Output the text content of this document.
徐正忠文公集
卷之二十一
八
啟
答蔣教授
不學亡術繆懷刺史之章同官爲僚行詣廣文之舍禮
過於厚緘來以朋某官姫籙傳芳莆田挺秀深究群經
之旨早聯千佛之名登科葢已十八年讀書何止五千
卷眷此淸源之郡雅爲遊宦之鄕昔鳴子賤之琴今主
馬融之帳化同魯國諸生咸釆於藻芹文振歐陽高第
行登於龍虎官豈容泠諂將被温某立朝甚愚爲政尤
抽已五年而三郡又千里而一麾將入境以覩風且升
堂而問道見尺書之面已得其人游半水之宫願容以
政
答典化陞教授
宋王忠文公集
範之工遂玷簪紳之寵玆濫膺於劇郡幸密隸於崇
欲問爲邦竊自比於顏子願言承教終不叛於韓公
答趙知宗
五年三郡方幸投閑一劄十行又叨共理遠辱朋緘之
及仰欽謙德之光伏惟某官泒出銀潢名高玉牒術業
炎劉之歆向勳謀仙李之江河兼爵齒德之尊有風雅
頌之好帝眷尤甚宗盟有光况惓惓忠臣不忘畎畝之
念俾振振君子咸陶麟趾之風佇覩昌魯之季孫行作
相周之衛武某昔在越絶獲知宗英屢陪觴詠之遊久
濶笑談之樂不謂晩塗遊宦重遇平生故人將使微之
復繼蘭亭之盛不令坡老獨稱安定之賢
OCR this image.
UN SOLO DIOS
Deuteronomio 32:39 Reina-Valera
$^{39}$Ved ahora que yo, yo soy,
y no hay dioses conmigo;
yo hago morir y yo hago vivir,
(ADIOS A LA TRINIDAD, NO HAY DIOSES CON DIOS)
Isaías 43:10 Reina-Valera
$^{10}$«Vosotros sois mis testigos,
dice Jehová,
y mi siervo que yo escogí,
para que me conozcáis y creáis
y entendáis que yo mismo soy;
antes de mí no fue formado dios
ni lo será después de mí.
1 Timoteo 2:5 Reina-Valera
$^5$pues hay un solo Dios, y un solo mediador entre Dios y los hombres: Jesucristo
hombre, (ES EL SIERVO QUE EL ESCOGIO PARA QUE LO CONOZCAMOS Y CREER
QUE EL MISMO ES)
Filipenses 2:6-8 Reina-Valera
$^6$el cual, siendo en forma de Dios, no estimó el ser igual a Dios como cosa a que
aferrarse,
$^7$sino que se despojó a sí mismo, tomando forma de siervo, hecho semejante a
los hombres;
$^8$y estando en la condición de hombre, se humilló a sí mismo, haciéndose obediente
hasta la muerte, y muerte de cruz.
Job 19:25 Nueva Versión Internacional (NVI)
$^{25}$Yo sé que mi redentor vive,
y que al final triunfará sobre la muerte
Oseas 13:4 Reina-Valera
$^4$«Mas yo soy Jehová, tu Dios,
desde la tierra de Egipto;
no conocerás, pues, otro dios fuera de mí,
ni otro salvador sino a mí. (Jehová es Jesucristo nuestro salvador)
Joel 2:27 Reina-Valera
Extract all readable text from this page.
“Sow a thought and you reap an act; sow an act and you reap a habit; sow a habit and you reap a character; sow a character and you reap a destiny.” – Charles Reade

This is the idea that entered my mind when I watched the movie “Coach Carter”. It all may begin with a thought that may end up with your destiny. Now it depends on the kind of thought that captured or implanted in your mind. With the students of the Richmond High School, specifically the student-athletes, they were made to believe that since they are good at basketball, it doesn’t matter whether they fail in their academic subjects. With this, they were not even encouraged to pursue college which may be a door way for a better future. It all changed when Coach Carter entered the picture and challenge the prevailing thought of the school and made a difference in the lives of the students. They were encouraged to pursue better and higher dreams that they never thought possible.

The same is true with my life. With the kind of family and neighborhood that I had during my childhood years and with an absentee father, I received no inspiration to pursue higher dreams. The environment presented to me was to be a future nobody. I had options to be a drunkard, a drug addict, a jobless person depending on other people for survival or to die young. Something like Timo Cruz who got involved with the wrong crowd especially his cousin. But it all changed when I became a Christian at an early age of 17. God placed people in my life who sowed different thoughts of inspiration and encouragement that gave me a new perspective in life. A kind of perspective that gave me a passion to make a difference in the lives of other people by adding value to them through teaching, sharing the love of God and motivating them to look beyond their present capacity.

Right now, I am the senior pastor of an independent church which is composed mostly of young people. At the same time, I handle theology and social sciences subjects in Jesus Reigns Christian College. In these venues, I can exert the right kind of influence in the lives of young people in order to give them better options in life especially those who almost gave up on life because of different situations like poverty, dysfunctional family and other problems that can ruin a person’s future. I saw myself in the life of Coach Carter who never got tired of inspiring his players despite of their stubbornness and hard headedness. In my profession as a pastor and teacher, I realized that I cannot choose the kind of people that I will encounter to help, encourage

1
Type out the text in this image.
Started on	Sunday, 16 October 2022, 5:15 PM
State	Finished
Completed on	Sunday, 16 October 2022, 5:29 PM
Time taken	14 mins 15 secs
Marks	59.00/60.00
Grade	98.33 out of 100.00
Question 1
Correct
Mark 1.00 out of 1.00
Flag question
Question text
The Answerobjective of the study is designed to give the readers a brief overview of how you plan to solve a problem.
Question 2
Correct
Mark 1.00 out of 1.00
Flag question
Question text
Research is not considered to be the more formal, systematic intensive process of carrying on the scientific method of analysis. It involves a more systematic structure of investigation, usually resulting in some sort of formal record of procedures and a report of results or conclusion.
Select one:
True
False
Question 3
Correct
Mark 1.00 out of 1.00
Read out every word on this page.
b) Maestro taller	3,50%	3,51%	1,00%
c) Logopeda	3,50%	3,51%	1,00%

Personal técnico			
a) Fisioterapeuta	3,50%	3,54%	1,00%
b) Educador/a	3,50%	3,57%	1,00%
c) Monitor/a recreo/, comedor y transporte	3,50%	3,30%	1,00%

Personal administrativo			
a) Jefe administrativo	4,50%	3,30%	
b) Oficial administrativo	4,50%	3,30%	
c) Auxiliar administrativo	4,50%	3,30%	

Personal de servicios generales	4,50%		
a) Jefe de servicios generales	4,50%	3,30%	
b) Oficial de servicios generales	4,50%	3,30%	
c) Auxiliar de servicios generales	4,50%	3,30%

══════

◆ Your objective ◆
Please set down the whole listing above without altering a single line.

◆ The reply ◆
Output the text content of this document.
徐正忠文公集
卷之二十一
八
啟
答蔣教授
不學亡術繆懷刺史之章同官爲僚行詣廣文之舍禮
過於厚緘來以朋某官姫籙傳芳莆田挺秀深究群經
之旨早聯千佛之名登科葢已十八年讀書何止五千
卷眷此淸源之郡雅爲遊宦之鄕昔鳴子賤之琴今主
馬融之帳化同魯國諸生咸釆於藻芹文振歐陽高第
行登於龍虎官豈容泠諂將被温某立朝甚愚爲政尤
抽已五年而三郡又千里而一麾將入境以覩風且升
堂而問道見尺書之面已得其人游半水之宫願容以
政
答典化陞教授
宋王忠文公集
範之工遂玷簪紳之寵玆濫膺於劇郡幸密隸於崇
欲問爲邦竊自比於顏子願言承教終不叛於韓公
答趙知宗
五年三郡方幸投閑一劄十行又叨共理遠辱朋緘之
及仰欽謙德之光伏惟某官泒出銀潢名高玉牒術業
炎劉之歆向勳謀仙李之江河兼爵齒德之尊有風雅
頌之好帝眷尤甚宗盟有光况惓惓忠臣不忘畎畝之
念俾振振君子咸陶麟趾之風佇覩昌魯之季孫行作
相周之衛武某昔在越絶獲知宗英屢陪觴詠之遊久
濶笑談之樂不謂晩塗遊宦重遇平生故人將使微之
復繼蘭亭之盛不令坡老獨稱安定之賢
OCR this image.
UN SOLO DIOS
Deuteronomio 32:39 Reina-Valera
$^{39}$Ved ahora que yo, yo soy,
y no hay dioses conmigo;
yo hago morir y yo hago vivir,
(ADIOS A LA TRINIDAD, NO HAY DIOSES CON DIOS)
Isaías 43:10 Reina-Valera
$^{10}$«Vosotros sois mis testigos,
dice Jehová,
y mi siervo que yo escogí,
para que me conozcáis y creáis
y entendáis que yo mismo soy;
antes de mí no fue formado dios
ni lo será después de mí.
1 Timoteo 2:5 Reina-Valera
$^5$pues hay un solo Dios, y un solo mediador entre Dios y los hombres: Jesucristo
hombre, (ES EL SIERVO QUE EL ESCOGIO PARA QUE LO CONOZCAMOS Y CREER
QUE EL MISMO ES)
Filipenses 2:6-8 Reina-Valera
$^6$el cual, siendo en forma de Dios, no estimó el ser igual a Dios como cosa a que
aferrarse,
$^7$sino que se despojó a sí mismo, tomando forma de siervo, hecho semejante a
los hombres;
$^8$y estando en la condición de hombre, se humilló a sí mismo, haciéndose obediente
hasta la muerte, y muerte de cruz.
Job 19:25 Nueva Versión Internacional (NVI)
$^{25}$Yo sé que mi redentor vive,
y que al final triunfará sobre la muerte
Oseas 13:4 Reina-Valera
$^4$«Mas yo soy Jehová, tu Dios,
desde la tierra de Egipto;
no conocerás, pues, otro dios fuera de mí,
ni otro salvador sino a mí. (Jehová es Jesucristo nuestro salvador)
Joel 2:27 Reina-Valera
Extract all readable text from this page.
“Sow a thought and you reap an act; sow an act and you reap a habit; sow a habit and you reap a character; sow a character and you reap a destiny.” – Charles Reade

This is the idea that entered my mind when I watched the movie “Coach Carter”. It all may begin with a thought that may end up with your destiny. Now it depends on the kind of thought that captured or implanted in your mind. With the students of the Richmond High School, specifically the student-athletes, they were made to believe that since they are good at basketball, it doesn’t matter whether they fail in their academic subjects. With this, they were not even encouraged to pursue college which may be a door way for a better future. It all changed when Coach Carter entered the picture and challenge the prevailing thought of the school and made a difference in the lives of the students. They were encouraged to pursue better and higher dreams that they never thought possible.

The same is true with my life. With the kind of family and neighborhood that I had during my childhood years and with an absentee father, I received no inspiration to pursue higher dreams. The environment presented to me was to be a future nobody. I had options to be a drunkard, a drug addict, a jobless person depending on other people for survival or to die young. Something like Timo Cruz who got involved with the wrong crowd especially his cousin. But it all changed when I became a Christian at an early age of 17. God placed people in my life who sowed different thoughts of inspiration and encouragement that gave me a new perspective in life. A kind of perspective that gave me a passion to make a difference in the lives of other people by adding value to them through teaching, sharing the love of God and motivating them to look beyond their present capacity.

Right now, I am the senior pastor of an independent church which is composed mostly of young people. At the same time, I handle theology and social sciences subjects in Jesus Reigns Christian College. In these venues, I can exert the right kind of influence in the lives of young people in order to give them better options in life especially those who almost gave up on life because of different situations like poverty, dysfunctional family and other problems that can ruin a person’s future. I saw myself in the life of Coach Carter who never got tired of inspiring his players despite of their stubbornness and hard headedness. In my profession as a pastor and teacher, I realized that I cannot choose the kind of people that I will encounter to help, encourage

1
Type out the text in this image.
Started on	Sunday, 16 October 2022, 5:15 PM
State	Finished
Completed on	Sunday, 16 October 2022, 5:29 PM
Time taken	14 mins 15 secs
Marks	59.00/60.00
Grade	98.33 out of 100.00
Question 1
Correct
Mark 1.00 out of 1.00
Flag question
Question text
The Answerobjective of the study is designed to give the readers a brief overview of how you plan to solve a problem.
Question 2
Correct
Mark 1.00 out of 1.00
Flag question
Question text
Research is not considered to be the more formal, systematic intensive process of carrying on the scientific method of analysis. It involves a more systematic structure of investigation, usually resulting in some sort of formal record of procedures and a report of results or conclusion.
Select one:
True
False
Question 3
Correct
Mark 1.00 out of 1.00
Read out every word on this page.
b) Maestro taller	3,50%	3,51%	1,00%
c) Logopeda	3,50%	3,51%	1,00%

Personal técnico			
a) Fisioterapeuta	3,50%	3,54%	1,00%
b) Educador/a	3,50%	3,57%	1,00%
c) Monitor/a recreo/, comedor y transporte	3,50%	3,30%	1,00%

Personal administrativo			
a) Jefe administrativo	4,50%	3,30%	
b) Oficial administrativo	4,50%	3,30%	
c) Auxiliar administrativo	4,50%	3,30%	

Personal de servicios generales	4,50%		
a) Jefe de servicios generales	4,50%	3,30%	
b) Oficial de servicios generales	4,50%	3,30%	
c) Auxiliar de servicios generales	4,50%	3,30%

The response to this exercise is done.